Цитируемый отрывок:
◇ ◇ ◇ ◇
Дарья Медведева
В одном из своих интервью журналу «Комеди франсез» Питер Брук, излагая замысел своего спектакля по «Вишнёвому саду», заметил: «Чтобы быть верным Чехову, создавшему современный театр, надо придумывать». Обратясь к последней чеховской пьесе, разобранной на цитаты и, страшно представить, сколько раз поставленной на российских и зарубежных подмостках, режиссёр Сергей Женовач придумал разрушить привычную форму текста и постиг глубину конфликта персонажей нетипичным способом: лишил их слов более чем на треть. На Новой сцене Александринки в рамках гастролей СТИ состоялся показ недавней московской премьеры – постановки «Чеховъ. Вишнёвый садъ. Нет слов!».
◇ ◇ ◇ ◇
Задание A:
Ответьте по цитируемому отрывку:
(i) Какому журналу Питер Брук давал интервью?
(ii) Какой части слов режиссёр лишил персонажей?
(iii) На какой сцене состоялся показ постановки?

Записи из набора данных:
◇ ◇ ◇ ◇
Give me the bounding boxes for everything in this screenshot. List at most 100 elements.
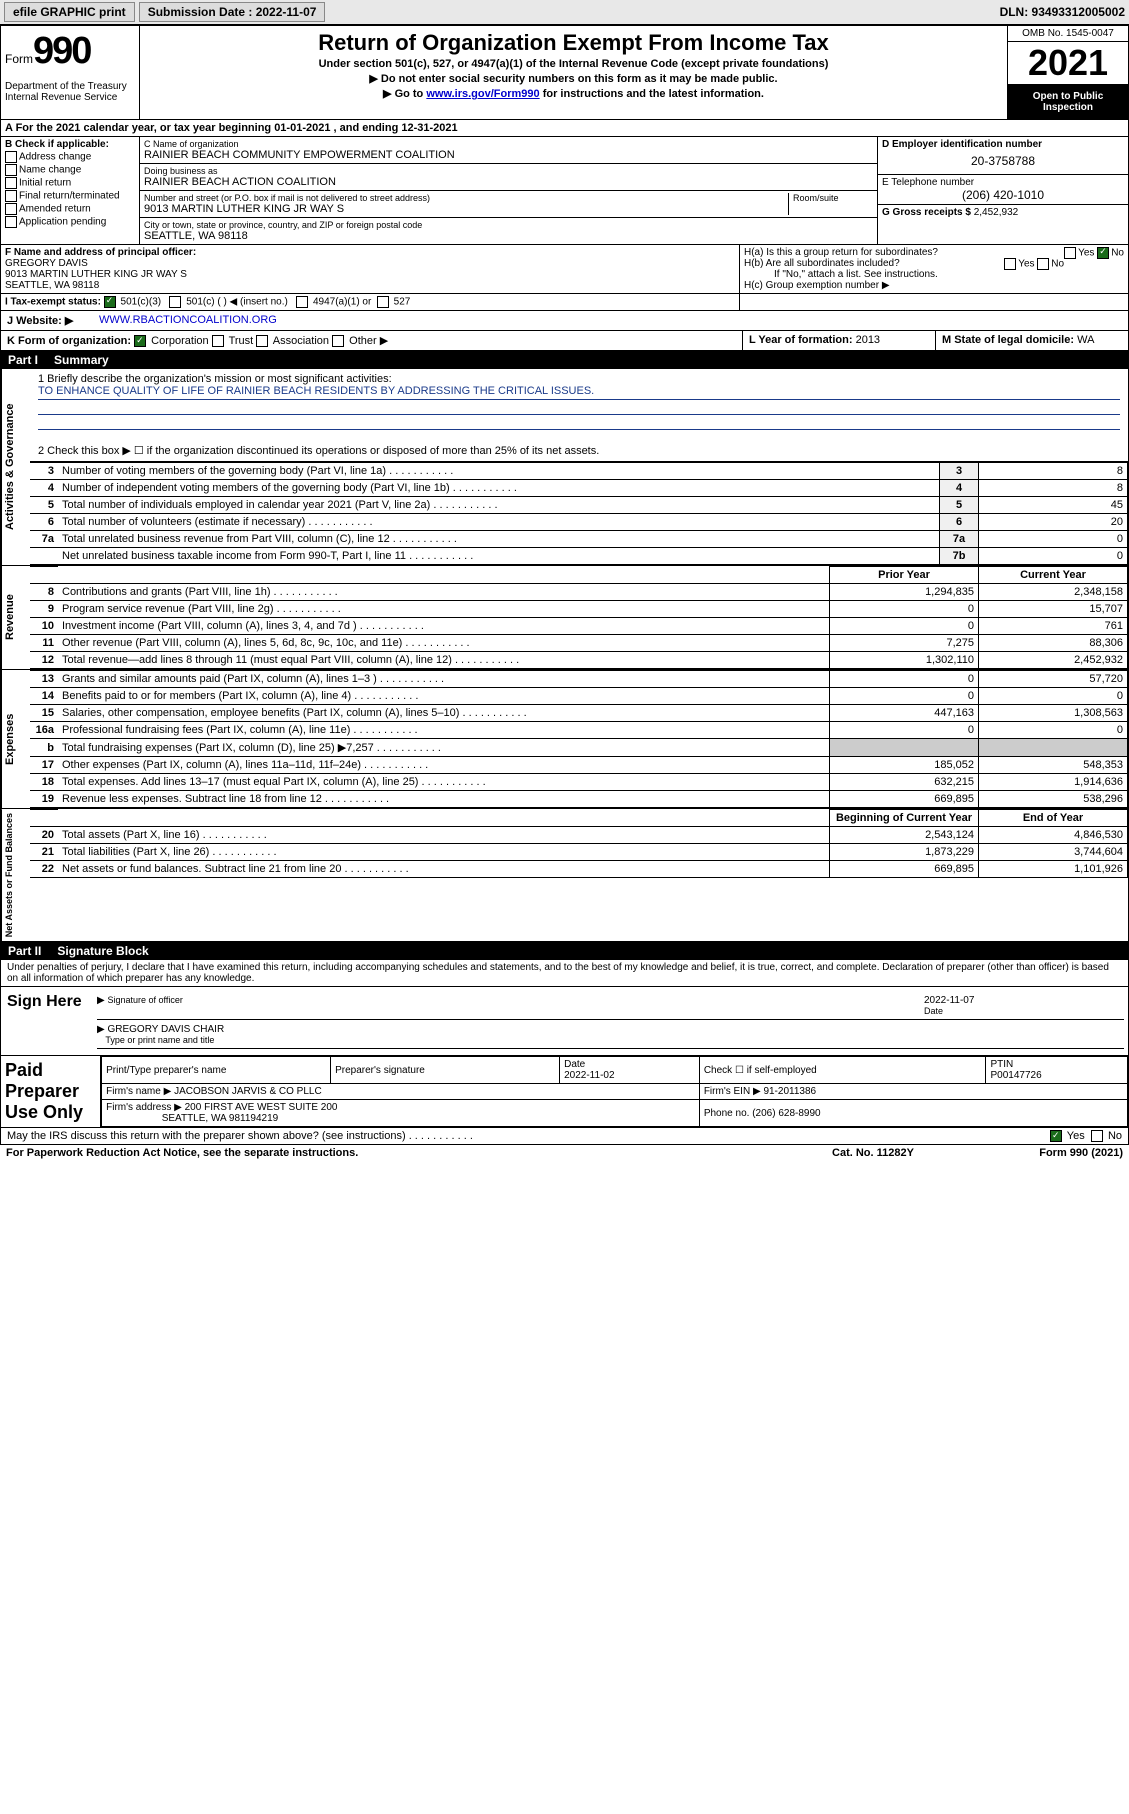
current-year-val: 88,306: [979, 635, 1128, 652]
chk-application-pending[interactable]: Application pending: [5, 216, 135, 228]
hc-label: H(c) Group exemption number ▶: [744, 280, 1124, 291]
header-sub3: ▶ Go to www.irs.gov/Form990 for instruct…: [144, 87, 1003, 100]
topbar: efile GRAPHIC print Submission Date : 20…: [0, 0, 1129, 25]
gross-receipts-value: 2,452,932: [974, 207, 1019, 218]
f-label: F Name and address of principal officer:: [5, 247, 196, 258]
submission-date: Submission Date : 2022-11-07: [139, 2, 326, 22]
sign-here-label: Sign Here: [1, 987, 93, 1055]
line-num: b: [30, 739, 58, 757]
officer-addr2: SEATTLE, WA 98118: [5, 280, 99, 291]
line-desc: Other revenue (Part VIII, column (A), li…: [58, 635, 830, 652]
prior-year-val: 7,275: [830, 635, 979, 652]
q2-discontinued: 2 Check this box ▶ ☐ if the organization…: [38, 444, 1120, 457]
prior-year-val: [830, 739, 979, 757]
line-val: 0: [979, 531, 1128, 548]
line-desc: Benefits paid to or for members (Part IX…: [58, 688, 830, 705]
b-header: B Check if applicable:: [5, 139, 135, 150]
mission-text: TO ENHANCE QUALITY OF LIFE OF RAINIER BE…: [38, 385, 1120, 400]
current-year-val: 2,348,158: [979, 584, 1128, 601]
chk-address-change[interactable]: Address change: [5, 151, 135, 163]
line-desc: Contributions and grants (Part VIII, lin…: [58, 584, 830, 601]
line-desc: Total number of volunteers (estimate if …: [58, 514, 940, 531]
pra-notice: For Paperwork Reduction Act Notice, see …: [6, 1147, 773, 1159]
prior-year-val: 447,163: [830, 705, 979, 722]
vtab-net-assets: Net Assets or Fund Balances: [1, 809, 30, 941]
row-i: I Tax-exempt status: 501(c)(3) 501(c) ( …: [0, 294, 1129, 311]
line-box: 7a: [940, 531, 979, 548]
ha-no-checkbox[interactable]: [1097, 247, 1109, 259]
rev-table: Prior YearCurrent Year 8 Contributions a…: [30, 566, 1128, 669]
line-val: 45: [979, 497, 1128, 514]
chk-amended-return[interactable]: Amended return: [5, 203, 135, 215]
chk-final-return[interactable]: Final return/terminated: [5, 190, 135, 202]
website-link[interactable]: WWW.RBACTIONCOALITION.ORG: [93, 311, 283, 330]
firm-addr: 200 FIRST AVE WEST SUITE 200: [185, 1102, 338, 1113]
chk-501c3[interactable]: [104, 296, 116, 308]
line-num: 6: [30, 514, 58, 531]
line-val: 8: [979, 463, 1128, 480]
line-num: 5: [30, 497, 58, 514]
current-year-val: 3,744,604: [979, 844, 1128, 861]
section-de: D Employer identification number 20-3758…: [877, 137, 1128, 244]
ein-value: 20-3758788: [882, 150, 1124, 172]
current-year-val: 4,846,530: [979, 827, 1128, 844]
row-a-tax-year: A For the 2021 calendar year, or tax yea…: [0, 120, 1129, 137]
e-phone-label: E Telephone number: [882, 177, 1124, 188]
room-label: Room/suite: [793, 193, 873, 203]
form-number: 990: [33, 30, 90, 72]
form-word: Form: [5, 52, 33, 66]
form-title: Return of Organization Exempt From Incom…: [144, 30, 1003, 56]
line-desc: Grants and similar amounts paid (Part IX…: [58, 671, 830, 688]
line-desc: Total assets (Part X, line 16): [58, 827, 830, 844]
chk-discuss-yes[interactable]: [1050, 1130, 1062, 1142]
line-desc: Number of independent voting members of …: [58, 480, 940, 497]
line-desc: Total fundraising expenses (Part IX, col…: [58, 739, 830, 757]
chk-corporation[interactable]: [134, 335, 146, 347]
city-label: City or town, state or province, country…: [144, 220, 873, 230]
tax-year: 2021: [1008, 42, 1128, 85]
firm-name: JACOBSON JARVIS & CO PLLC: [174, 1086, 322, 1097]
omb-number: OMB No. 1545-0047: [1008, 26, 1128, 42]
section-c: C Name of organization RAINIER BEACH COM…: [140, 137, 877, 244]
addr-label: Number and street (or P.O. box if mail i…: [144, 193, 788, 203]
current-year-val: 1,308,563: [979, 705, 1128, 722]
current-year-val: 2,452,932: [979, 652, 1128, 669]
officer-name: GREGORY DAVIS: [5, 258, 88, 269]
prior-year-val: 1,873,229: [830, 844, 979, 861]
hb-label: H(b) Are all subordinates included?: [744, 258, 900, 269]
na-section: Net Assets or Fund Balances Beginning of…: [0, 809, 1129, 942]
chk-name-change[interactable]: Name change: [5, 164, 135, 176]
exp-table: 13 Grants and similar amounts paid (Part…: [30, 670, 1128, 808]
row-j: J Website: ▶ WWW.RBACTIONCOALITION.ORG: [0, 311, 1129, 331]
line-desc: Number of voting members of the governin…: [58, 463, 940, 480]
irs-link[interactable]: www.irs.gov/Form990: [426, 88, 539, 100]
rev-section: Revenue Prior YearCurrent Year 8 Contrib…: [0, 566, 1129, 670]
chk-initial-return[interactable]: Initial return: [5, 177, 135, 189]
section-b: B Check if applicable: Address change Na…: [1, 137, 140, 244]
line-desc: Revenue less expenses. Subtract line 18 …: [58, 791, 830, 808]
line-desc: Investment income (Part VIII, column (A)…: [58, 618, 830, 635]
prior-year-val: 1,302,110: [830, 652, 979, 669]
line-num: 4: [30, 480, 58, 497]
line-num: 20: [30, 827, 58, 844]
line-box: 5: [940, 497, 979, 514]
current-year-val: 15,707: [979, 601, 1128, 618]
officer-name-title: GREGORY DAVIS CHAIR: [107, 1024, 224, 1035]
firm-phone: (206) 628-8990: [752, 1108, 820, 1119]
form-id-box: Form990 Department of the Treasury Inter…: [1, 26, 140, 119]
paid-prep-label: Paid Preparer Use Only: [1, 1056, 101, 1127]
prior-year-val: 2,543,124: [830, 827, 979, 844]
line-desc: Total revenue—add lines 8 through 11 (mu…: [58, 652, 830, 669]
irs-discuss-q: May the IRS discuss this return with the…: [7, 1130, 1050, 1142]
line-num: 8: [30, 584, 58, 601]
form-ref: Form 990 (2021): [973, 1147, 1123, 1159]
line-num: 12: [30, 652, 58, 669]
efile-print-button[interactable]: efile GRAPHIC print: [4, 2, 135, 22]
current-year-val: 0: [979, 722, 1128, 739]
city-state-zip: SEATTLE, WA 98118: [144, 230, 873, 242]
line-num: 22: [30, 861, 58, 878]
firm-city: SEATTLE, WA 981194219: [162, 1113, 279, 1124]
officer-addr1: 9013 MARTIN LUTHER KING JR WAY S: [5, 269, 187, 280]
prior-year-val: 669,895: [830, 791, 979, 808]
current-year-val: 0: [979, 688, 1128, 705]
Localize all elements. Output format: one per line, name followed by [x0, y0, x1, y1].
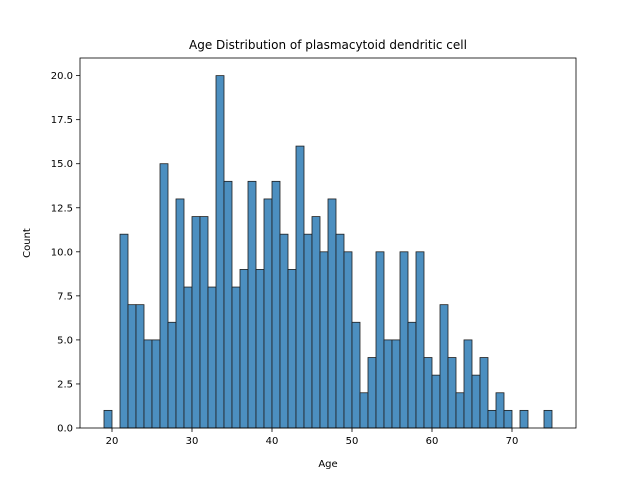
- bar-55: [391, 339, 401, 429]
- bar-43: [295, 145, 305, 429]
- bar-36: [239, 269, 249, 429]
- bar-62: [447, 357, 457, 429]
- y-axis-label: Count: [22, 228, 33, 258]
- bar-44: [303, 233, 313, 429]
- y-tick-label: 0.0: [57, 424, 73, 435]
- bar-47: [327, 198, 337, 429]
- bar-35: [231, 286, 241, 429]
- x-tick-label: 60: [426, 436, 439, 447]
- bar-56: [399, 251, 409, 429]
- x-tick-label: 30: [186, 436, 199, 447]
- bar-22: [127, 304, 137, 429]
- bar-58: [415, 251, 425, 429]
- bar-29: [183, 286, 193, 429]
- bar-52: [367, 357, 377, 429]
- bar-41: [279, 233, 289, 429]
- bar-42: [287, 269, 297, 429]
- y-tick-label: 12.5: [51, 203, 73, 214]
- bar-57: [407, 321, 417, 429]
- bar-28: [175, 198, 185, 429]
- x-axis-ticks: 20 30 40 50 60 70: [106, 428, 519, 447]
- bar-30: [191, 216, 201, 429]
- bar-45: [311, 216, 321, 429]
- bar-46: [319, 251, 329, 429]
- bar-67: [487, 409, 497, 429]
- bar-51: [359, 392, 369, 429]
- y-axis-ticks: 0.0 2.5 5.0 7.5 10.0 12.5 15.0 17.5 20.0: [51, 71, 80, 435]
- bar-21: [119, 233, 129, 429]
- y-tick-label: 5.0: [57, 335, 73, 346]
- bar-25: [151, 339, 161, 429]
- bar-50: [351, 321, 361, 429]
- bar-34: [223, 180, 233, 429]
- bar-33: [215, 75, 225, 429]
- bar-31: [199, 216, 209, 429]
- bar-60: [431, 374, 441, 429]
- bar-61: [439, 304, 449, 429]
- bar-39: [263, 198, 273, 429]
- plot-frame: [79, 57, 577, 429]
- bar-49: [343, 251, 353, 429]
- bar-19: [103, 409, 113, 429]
- bar-53: [375, 251, 385, 429]
- y-tick-label: 15.0: [51, 159, 73, 170]
- y-tick-label: 17.5: [51, 115, 73, 126]
- y-tick-label: 2.5: [57, 379, 73, 390]
- bars-group: [103, 75, 553, 429]
- bar-40: [271, 180, 281, 429]
- bar-65: [471, 374, 481, 429]
- x-axis-label: Age: [318, 459, 337, 470]
- bar-38: [255, 269, 265, 429]
- bar-37: [247, 180, 257, 429]
- bar-63: [455, 392, 465, 429]
- bar-74: [543, 409, 553, 429]
- chart-title: Age Distribution of plasmacytoid dendrit…: [189, 38, 467, 52]
- bar-66: [479, 357, 489, 429]
- bar-68: [495, 392, 505, 429]
- x-tick-label: 20: [106, 436, 119, 447]
- bar-27: [167, 321, 177, 429]
- bar-48: [335, 233, 345, 429]
- x-tick-label: 50: [346, 436, 359, 447]
- bar-59: [423, 357, 433, 429]
- y-tick-label: 20.0: [51, 71, 73, 82]
- x-tick-label: 70: [506, 436, 519, 447]
- bar-71: [519, 409, 529, 429]
- y-tick-label: 7.5: [57, 291, 73, 302]
- x-tick-label: 40: [266, 436, 279, 447]
- bar-32: [207, 286, 217, 429]
- bar-23: [135, 304, 145, 429]
- bar-64: [463, 339, 473, 429]
- bar-24: [143, 339, 153, 429]
- bar-69: [503, 409, 513, 429]
- bar-54: [383, 339, 393, 429]
- y-tick-label: 10.0: [51, 247, 73, 258]
- bar-26: [159, 163, 169, 429]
◇ ◇ ◇ ◇
Задание B: Измените в записях строки от строки с «current-year-val: 88,306: [979, 635, 1128, 652]» до строки с «f-label: F Name» включительно: замените «Group exemption number» на «Group exemption ID», остальное оставьте как есть. Выведите только эти строки.

Решение A:
(i) Журналу «Комеди франсез».
(ii) Более чем трети.
(iii) На Новой сцене Александринки.

Решение B:
current-year-val: 88,306: [979, 635, 1128, 652]
chk-application-pending[interactable]: Application pending: [5, 216, 135, 228]
hc-label: H(c) Group exemption ID ▶: [744, 280, 1124, 291]
header-sub3: ▶ Go to www.irs.gov/Form990 for instruct…: [144, 87, 1003, 100]
topbar: efile GRAPHIC print Submission Date : 20…: [0, 0, 1129, 25]
gross-receipts-value: 2,452,932: [974, 207, 1019, 218]
f-label: F Name and address of principal officer:: [5, 247, 196, 258]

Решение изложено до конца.